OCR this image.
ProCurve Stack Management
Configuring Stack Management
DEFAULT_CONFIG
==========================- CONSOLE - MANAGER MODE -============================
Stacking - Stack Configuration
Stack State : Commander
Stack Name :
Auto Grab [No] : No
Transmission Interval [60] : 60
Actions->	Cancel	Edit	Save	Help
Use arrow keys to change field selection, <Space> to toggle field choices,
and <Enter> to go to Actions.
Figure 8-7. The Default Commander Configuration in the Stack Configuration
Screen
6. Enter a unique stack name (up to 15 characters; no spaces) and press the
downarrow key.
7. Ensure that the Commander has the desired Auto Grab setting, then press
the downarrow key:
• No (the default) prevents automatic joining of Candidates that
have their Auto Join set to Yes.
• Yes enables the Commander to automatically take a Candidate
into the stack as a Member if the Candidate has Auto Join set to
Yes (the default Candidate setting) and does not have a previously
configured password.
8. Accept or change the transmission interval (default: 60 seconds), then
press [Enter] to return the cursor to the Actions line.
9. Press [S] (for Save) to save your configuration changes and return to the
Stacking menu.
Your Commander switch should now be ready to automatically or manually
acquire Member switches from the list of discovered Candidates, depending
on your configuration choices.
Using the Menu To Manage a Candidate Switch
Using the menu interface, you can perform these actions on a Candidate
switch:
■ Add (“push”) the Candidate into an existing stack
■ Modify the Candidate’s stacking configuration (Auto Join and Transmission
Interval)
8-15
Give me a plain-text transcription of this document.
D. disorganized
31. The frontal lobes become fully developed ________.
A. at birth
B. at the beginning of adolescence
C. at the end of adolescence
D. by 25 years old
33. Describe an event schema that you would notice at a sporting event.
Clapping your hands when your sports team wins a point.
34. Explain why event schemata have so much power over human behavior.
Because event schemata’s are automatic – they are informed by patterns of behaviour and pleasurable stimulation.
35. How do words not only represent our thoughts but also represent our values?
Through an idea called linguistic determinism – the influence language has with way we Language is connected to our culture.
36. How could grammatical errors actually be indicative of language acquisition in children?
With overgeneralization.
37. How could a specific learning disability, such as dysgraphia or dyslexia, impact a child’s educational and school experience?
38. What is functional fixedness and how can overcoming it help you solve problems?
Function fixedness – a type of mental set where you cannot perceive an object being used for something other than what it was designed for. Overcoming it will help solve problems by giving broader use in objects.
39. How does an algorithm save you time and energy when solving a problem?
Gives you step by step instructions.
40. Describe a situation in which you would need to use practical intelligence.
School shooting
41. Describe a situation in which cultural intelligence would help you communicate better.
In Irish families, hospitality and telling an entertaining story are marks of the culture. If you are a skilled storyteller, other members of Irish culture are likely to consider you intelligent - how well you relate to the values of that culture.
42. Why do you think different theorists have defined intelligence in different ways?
--------------------------------
* **Written request**:
Pull out each line of the entries that contains "could".

* **Written solution**:
36. How could grammatical errors actually be indicative of language acquisition in children?
37. How could a specific learning disability, such as dysgraphia or dyslexia, impact a child’s educational and school experience?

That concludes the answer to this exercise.